Source data:
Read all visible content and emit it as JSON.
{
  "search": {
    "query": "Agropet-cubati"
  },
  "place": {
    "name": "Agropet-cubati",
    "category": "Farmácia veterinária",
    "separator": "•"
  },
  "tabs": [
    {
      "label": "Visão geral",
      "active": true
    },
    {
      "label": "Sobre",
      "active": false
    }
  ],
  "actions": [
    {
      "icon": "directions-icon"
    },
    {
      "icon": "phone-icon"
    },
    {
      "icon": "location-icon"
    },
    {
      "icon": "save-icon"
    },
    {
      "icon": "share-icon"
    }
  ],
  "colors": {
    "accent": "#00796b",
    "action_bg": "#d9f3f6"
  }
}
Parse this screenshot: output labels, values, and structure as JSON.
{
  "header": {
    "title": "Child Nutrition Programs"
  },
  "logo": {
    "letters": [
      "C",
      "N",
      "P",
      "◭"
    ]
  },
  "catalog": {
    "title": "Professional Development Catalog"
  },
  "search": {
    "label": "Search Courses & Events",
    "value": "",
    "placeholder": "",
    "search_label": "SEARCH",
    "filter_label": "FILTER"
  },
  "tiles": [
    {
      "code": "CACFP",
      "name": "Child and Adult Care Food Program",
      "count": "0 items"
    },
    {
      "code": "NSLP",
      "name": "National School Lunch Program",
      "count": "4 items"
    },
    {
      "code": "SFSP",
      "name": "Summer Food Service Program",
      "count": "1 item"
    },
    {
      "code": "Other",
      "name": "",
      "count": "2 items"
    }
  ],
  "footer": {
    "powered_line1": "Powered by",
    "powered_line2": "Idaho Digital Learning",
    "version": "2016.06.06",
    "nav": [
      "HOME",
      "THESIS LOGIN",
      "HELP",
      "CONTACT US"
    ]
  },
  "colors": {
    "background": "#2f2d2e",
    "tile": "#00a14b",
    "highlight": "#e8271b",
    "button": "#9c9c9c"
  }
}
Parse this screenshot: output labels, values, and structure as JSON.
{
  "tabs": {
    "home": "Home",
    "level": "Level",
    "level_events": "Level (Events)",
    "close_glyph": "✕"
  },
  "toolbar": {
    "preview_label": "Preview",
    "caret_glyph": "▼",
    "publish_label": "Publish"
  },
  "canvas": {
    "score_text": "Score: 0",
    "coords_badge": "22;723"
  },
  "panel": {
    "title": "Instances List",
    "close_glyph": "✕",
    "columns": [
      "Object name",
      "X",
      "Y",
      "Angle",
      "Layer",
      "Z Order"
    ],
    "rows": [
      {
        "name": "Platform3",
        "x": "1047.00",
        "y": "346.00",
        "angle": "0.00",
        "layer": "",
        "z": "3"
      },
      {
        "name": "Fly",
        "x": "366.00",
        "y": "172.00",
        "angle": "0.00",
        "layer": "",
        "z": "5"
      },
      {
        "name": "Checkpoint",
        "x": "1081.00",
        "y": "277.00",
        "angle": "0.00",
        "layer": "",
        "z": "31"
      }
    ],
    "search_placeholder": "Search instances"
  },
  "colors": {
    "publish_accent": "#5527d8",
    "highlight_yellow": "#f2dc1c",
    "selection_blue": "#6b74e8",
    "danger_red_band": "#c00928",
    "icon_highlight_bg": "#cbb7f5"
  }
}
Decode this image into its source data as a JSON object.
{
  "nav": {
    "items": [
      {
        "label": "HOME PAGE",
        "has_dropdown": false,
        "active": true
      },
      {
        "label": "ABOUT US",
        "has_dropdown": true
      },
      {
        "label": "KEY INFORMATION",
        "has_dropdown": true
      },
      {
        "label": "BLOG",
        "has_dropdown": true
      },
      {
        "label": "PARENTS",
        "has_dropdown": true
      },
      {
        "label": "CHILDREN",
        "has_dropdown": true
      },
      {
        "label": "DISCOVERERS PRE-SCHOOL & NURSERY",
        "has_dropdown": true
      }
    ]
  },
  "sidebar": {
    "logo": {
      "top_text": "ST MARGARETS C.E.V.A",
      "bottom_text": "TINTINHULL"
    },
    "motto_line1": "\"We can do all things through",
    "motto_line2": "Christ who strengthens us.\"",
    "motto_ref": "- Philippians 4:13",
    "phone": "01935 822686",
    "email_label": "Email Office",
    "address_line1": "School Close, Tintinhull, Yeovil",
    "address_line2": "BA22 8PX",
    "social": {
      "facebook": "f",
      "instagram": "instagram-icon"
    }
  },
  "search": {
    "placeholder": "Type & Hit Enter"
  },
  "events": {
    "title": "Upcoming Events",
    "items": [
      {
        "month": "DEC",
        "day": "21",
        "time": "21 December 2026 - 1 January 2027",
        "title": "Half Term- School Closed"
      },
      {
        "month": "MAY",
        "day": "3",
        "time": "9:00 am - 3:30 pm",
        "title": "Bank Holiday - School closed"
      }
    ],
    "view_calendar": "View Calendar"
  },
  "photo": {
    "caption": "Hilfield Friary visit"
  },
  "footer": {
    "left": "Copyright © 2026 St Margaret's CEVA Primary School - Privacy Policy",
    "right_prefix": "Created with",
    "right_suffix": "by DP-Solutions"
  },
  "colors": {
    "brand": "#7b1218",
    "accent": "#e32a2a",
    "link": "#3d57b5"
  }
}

WHAT YOU ARE ASKED TO DO
Transcribe the records above exactly as they appear.

SOLUTION FOR THIS PROBLEM
Read all visible content and emit it as JSON.
{
  "search": {
    "query": "Agropet-cubati"
  },
  "place": {
    "name": "Agropet-cubati",
    "category": "Farmácia veterinária",
    "separator": "•"
  },
  "tabs": [
    {
      "label": "Visão geral",
      "active": true
    },
    {
      "label": "Sobre",
      "active": false
    }
  ],
  "actions": [
    {
      "icon": "directions-icon"
    },
    {
      "icon": "phone-icon"
    },
    {
      "icon": "location-icon"
    },
    {
      "icon": "save-icon"
    },
    {
      "icon": "share-icon"
    }
  ],
  "colors": {
    "accent": "#00796b",
    "action_bg": "#d9f3f6"
  }
}
Parse this screenshot: output labels, values, and structure as JSON.
{
  "header": {
    "title": "Child Nutrition Programs"
  },
  "logo": {
    "letters": [
      "C",
      "N",
      "P",
      "◭"
    ]
  },
  "catalog": {
    "title": "Professional Development Catalog"
  },
  "search": {
    "label": "Search Courses & Events",
    "value": "",
    "placeholder": "",
    "search_label": "SEARCH",
    "filter_label": "FILTER"
  },
  "tiles": [
    {
      "code": "CACFP",
      "name": "Child and Adult Care Food Program",
      "count": "0 items"
    },
    {
      "code": "NSLP",
      "name": "National School Lunch Program",
      "count": "4 items"
    },
    {
      "code": "SFSP",
      "name": "Summer Food Service Program",
      "count": "1 item"
    },
    {
      "code": "Other",
      "name": "",
      "count": "2 items"
    }
  ],
  "footer": {
    "powered_line1": "Powered by",
    "powered_line2": "Idaho Digital Learning",
    "version": "2016.06.06",
    "nav": [
      "HOME",
      "THESIS LOGIN",
      "HELP",
      "CONTACT US"
    ]
  },
  "colors": {
    "background": "#2f2d2e",
    "tile": "#00a14b",
    "highlight": "#e8271b",
    "button": "#9c9c9c"
  }
}
Parse this screenshot: output labels, values, and structure as JSON.
{
  "tabs": {
    "home": "Home",
    "level": "Level",
    "level_events": "Level (Events)",
    "close_glyph": "✕"
  },
  "toolbar": {
    "preview_label": "Preview",
    "caret_glyph": "▼",
    "publish_label": "Publish"
  },
  "canvas": {
    "score_text": "Score: 0",
    "coords_badge": "22;723"
  },
  "panel": {
    "title": "Instances List",
    "close_glyph": "✕",
    "columns": [
      "Object name",
      "X",
      "Y",
      "Angle",
      "Layer",
      "Z Order"
    ],
    "rows": [
      {
        "name": "Platform3",
        "x": "1047.00",
        "y": "346.00",
        "angle": "0.00",
        "layer": "",
        "z": "3"
      },
      {
        "name": "Fly",
        "x": "366.00",
        "y": "172.00",
        "angle": "0.00",
        "layer": "",
        "z": "5"
      },
      {
        "name": "Checkpoint",
        "x": "1081.00",
        "y": "277.00",
        "angle": "0.00",
        "layer": "",
        "z": "31"
      }
    ],
    "search_placeholder": "Search instances"
  },
  "colors": {
    "publish_accent": "#5527d8",
    "highlight_yellow": "#f2dc1c",
    "selection_blue": "#6b74e8",
    "danger_red_band": "#c00928",
    "icon_highlight_bg": "#cbb7f5"
  }
}
Decode this image into its source data as a JSON object.
{
  "nav": {
    "items": [
      {
        "label": "HOME PAGE",
        "has_dropdown": false,
        "active": true
      },
      {
        "label": "ABOUT US",
        "has_dropdown": true
      },
      {
        "label": "KEY INFORMATION",
        "has_dropdown": true
      },
      {
        "label": "BLOG",
        "has_dropdown": true
      },
      {
        "label": "PARENTS",
        "has_dropdown": true
      },
      {
        "label": "CHILDREN",
        "has_dropdown": true
      },
      {
        "label": "DISCOVERERS PRE-SCHOOL & NURSERY",
        "has_dropdown": true
      }
    ]
  },
  "sidebar": {
    "logo": {
      "top_text": "ST MARGARETS C.E.V.A",
      "bottom_text": "TINTINHULL"
    },
    "motto_line1": "\"We can do all things through",
    "motto_line2": "Christ who strengthens us.\"",
    "motto_ref": "- Philippians 4:13",
    "phone": "01935 822686",
    "email_label": "Email Office",
    "address_line1": "School Close, Tintinhull, Yeovil",
    "address_line2": "BA22 8PX",
    "social": {
      "facebook": "f",
      "instagram": "instagram-icon"
    }
  },
  "search": {
    "placeholder": "Type & Hit Enter"
  },
  "events": {
    "title": "Upcoming Events",
    "items": [
      {
        "month": "DEC",
        "day": "21",
        "time": "21 December 2026 - 1 January 2027",
        "title": "Half Term- School Closed"
      },
      {
        "month": "MAY",
        "day": "3",
        "time": "9:00 am - 3:30 pm",
        "title": "Bank Holiday - School closed"
      }
    ],
    "view_calendar": "View Calendar"
  },
  "photo": {
    "caption": "Hilfield Friary visit"
  },
  "footer": {
    "left": "Copyright © 2026 St Margaret's CEVA Primary School - Privacy Policy",
    "right_prefix": "Created with",
    "right_suffix": "by DP-Solutions"
  },
  "colors": {
    "brand": "#7b1218",
    "accent": "#e32a2a",
    "link": "#3d57b5"
  }
}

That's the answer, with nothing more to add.